Exercise data.
⁂
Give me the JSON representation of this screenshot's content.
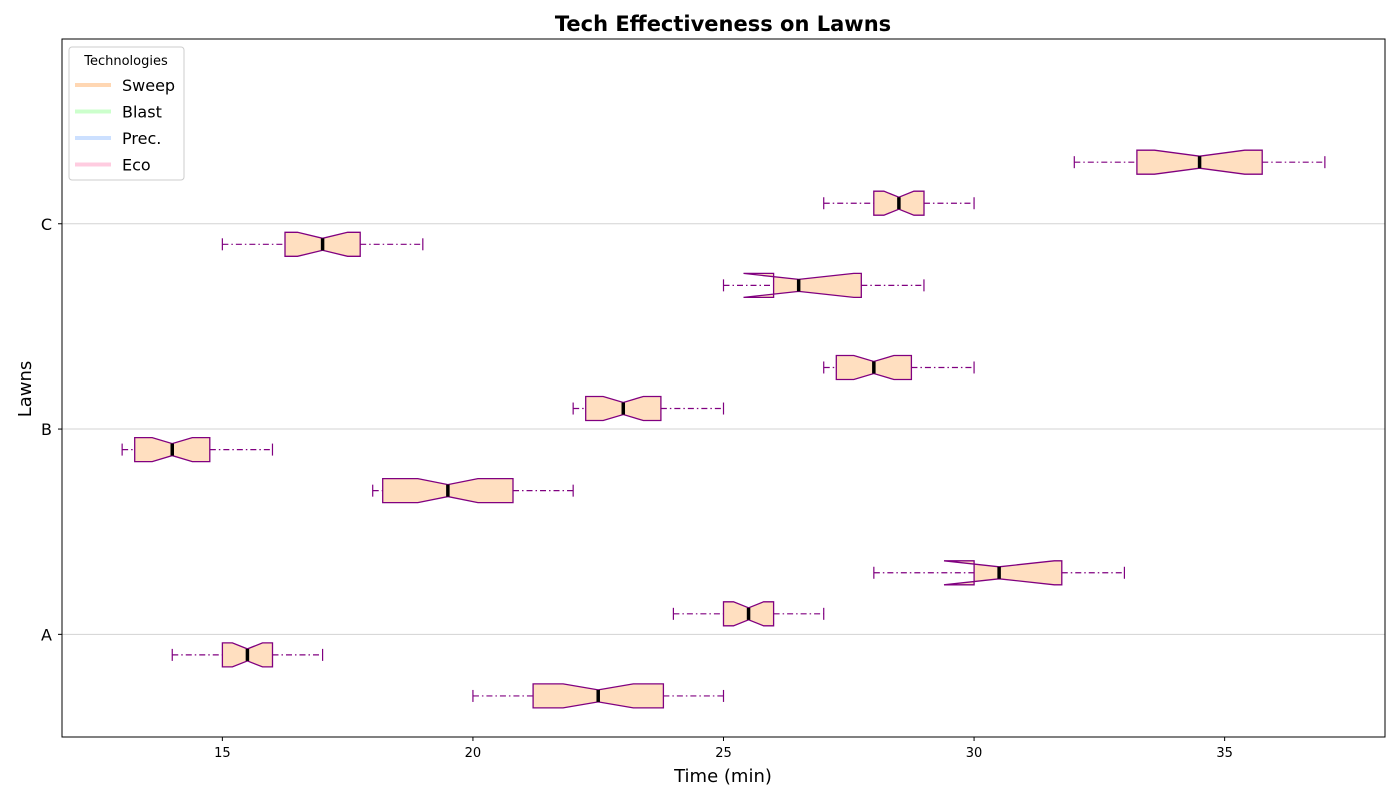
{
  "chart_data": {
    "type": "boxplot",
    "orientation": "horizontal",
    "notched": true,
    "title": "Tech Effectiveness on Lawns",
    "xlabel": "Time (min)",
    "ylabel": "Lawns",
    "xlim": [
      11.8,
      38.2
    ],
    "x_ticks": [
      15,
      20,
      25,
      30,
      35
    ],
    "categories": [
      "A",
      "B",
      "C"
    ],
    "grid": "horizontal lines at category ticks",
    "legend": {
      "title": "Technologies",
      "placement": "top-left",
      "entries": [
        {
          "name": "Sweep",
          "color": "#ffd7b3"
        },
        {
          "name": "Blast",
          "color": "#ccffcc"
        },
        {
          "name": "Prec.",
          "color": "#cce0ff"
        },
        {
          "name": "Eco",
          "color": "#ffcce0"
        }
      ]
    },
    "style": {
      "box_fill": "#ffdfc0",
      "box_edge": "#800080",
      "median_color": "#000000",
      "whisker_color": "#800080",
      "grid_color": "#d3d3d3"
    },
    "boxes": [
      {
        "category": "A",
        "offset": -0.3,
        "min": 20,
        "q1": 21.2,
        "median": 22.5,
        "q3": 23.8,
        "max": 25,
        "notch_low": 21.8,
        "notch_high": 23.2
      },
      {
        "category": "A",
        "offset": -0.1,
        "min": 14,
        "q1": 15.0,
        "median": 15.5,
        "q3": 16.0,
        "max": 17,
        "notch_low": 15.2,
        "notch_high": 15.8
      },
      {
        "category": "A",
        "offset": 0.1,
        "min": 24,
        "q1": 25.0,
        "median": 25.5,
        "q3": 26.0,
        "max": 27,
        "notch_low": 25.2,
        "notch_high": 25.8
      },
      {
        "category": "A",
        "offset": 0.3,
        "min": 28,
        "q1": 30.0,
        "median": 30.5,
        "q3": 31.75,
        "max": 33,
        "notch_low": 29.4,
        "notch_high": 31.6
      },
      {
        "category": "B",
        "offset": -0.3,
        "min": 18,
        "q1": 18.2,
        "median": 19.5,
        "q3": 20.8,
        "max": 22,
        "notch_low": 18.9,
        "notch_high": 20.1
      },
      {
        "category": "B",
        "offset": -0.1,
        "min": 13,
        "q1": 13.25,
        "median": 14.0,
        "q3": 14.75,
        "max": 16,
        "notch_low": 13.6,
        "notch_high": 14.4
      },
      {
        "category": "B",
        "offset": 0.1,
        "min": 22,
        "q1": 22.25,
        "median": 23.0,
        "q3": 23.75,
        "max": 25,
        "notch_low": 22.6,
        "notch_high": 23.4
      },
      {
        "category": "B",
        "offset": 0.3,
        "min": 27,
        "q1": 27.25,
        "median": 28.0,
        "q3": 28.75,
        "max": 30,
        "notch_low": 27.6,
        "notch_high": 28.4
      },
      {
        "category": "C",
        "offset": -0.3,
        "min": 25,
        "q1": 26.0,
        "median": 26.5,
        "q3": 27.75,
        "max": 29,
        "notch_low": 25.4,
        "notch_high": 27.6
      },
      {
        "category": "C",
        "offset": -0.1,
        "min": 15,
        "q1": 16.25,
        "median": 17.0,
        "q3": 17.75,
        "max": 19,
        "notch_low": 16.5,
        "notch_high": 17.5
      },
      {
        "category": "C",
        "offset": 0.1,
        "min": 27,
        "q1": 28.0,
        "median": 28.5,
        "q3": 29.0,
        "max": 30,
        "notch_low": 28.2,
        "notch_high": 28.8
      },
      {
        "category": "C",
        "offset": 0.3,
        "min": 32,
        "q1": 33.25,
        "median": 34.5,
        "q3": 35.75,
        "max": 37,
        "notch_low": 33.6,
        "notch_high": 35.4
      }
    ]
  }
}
⁂
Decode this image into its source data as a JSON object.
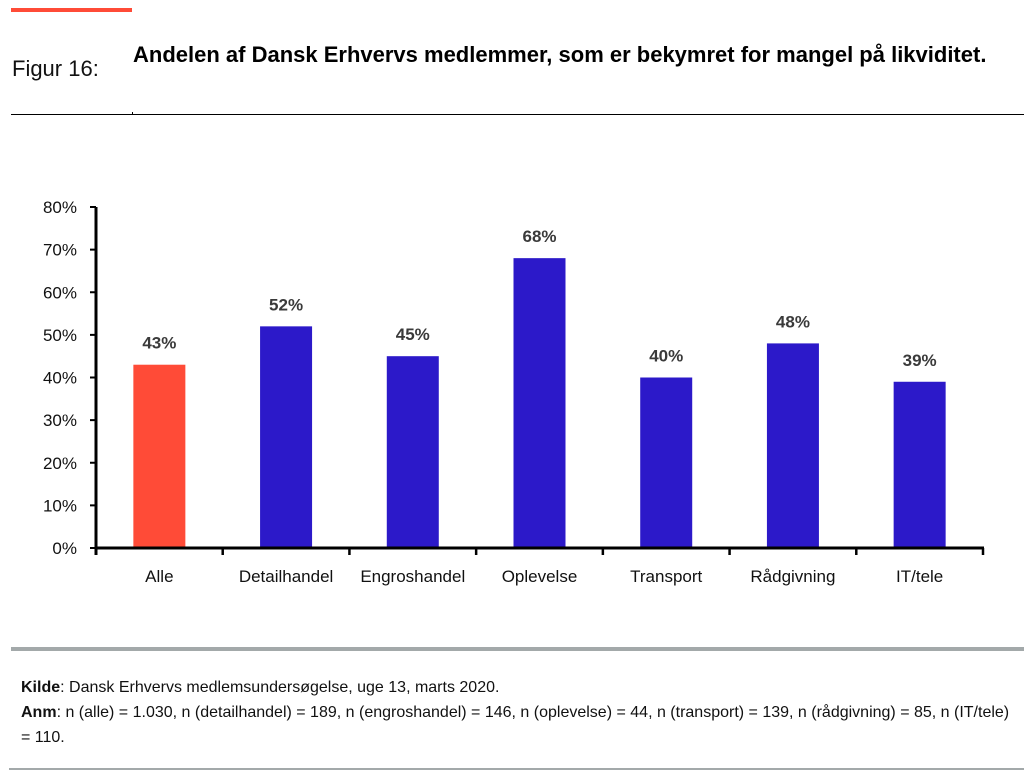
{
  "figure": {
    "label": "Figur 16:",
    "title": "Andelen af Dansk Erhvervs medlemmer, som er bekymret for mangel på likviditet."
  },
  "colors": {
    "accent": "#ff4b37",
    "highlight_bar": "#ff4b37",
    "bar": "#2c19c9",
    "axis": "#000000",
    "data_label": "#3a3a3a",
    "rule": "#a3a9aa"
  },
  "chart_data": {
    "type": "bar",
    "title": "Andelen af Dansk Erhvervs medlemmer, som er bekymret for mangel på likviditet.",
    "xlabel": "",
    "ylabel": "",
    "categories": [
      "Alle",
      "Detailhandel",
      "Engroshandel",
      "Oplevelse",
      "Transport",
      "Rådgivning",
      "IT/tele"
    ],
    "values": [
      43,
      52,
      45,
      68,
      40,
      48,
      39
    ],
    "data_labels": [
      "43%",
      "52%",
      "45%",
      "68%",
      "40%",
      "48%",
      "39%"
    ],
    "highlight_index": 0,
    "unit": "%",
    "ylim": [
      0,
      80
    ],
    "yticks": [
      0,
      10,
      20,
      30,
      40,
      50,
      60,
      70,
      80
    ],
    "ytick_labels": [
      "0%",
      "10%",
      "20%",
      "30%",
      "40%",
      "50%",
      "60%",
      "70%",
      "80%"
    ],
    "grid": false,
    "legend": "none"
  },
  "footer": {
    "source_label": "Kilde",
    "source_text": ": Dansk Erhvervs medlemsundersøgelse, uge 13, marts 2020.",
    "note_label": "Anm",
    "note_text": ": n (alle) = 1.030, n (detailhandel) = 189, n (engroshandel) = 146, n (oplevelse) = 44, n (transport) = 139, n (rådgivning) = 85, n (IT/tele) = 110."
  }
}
⁂
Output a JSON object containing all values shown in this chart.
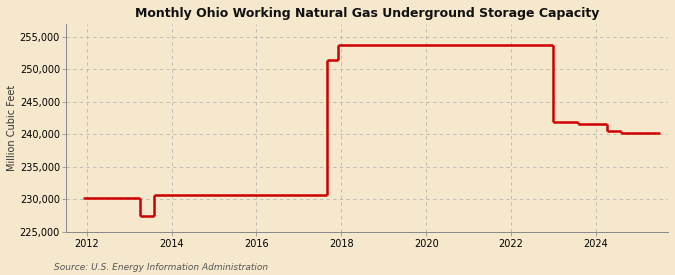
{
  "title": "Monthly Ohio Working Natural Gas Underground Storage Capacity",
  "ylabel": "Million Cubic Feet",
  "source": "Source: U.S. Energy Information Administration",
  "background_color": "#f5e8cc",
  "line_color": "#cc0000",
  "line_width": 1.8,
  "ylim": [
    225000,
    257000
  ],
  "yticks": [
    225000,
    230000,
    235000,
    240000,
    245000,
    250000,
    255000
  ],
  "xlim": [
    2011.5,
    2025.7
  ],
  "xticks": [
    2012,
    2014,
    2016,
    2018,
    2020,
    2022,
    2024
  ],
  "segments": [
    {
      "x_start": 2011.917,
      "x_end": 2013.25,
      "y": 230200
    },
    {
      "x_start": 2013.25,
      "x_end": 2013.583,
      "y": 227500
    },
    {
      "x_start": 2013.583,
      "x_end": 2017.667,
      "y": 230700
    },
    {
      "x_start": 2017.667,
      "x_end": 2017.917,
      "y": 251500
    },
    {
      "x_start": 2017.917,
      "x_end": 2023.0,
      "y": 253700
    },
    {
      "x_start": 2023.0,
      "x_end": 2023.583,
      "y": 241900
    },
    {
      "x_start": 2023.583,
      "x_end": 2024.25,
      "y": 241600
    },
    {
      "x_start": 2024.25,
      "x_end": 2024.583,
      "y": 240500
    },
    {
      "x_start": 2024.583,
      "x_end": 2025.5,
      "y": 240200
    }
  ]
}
⁂
Prompt.
Go through the records line by line and count those containing the string "values". Give only the total.

Written response.
2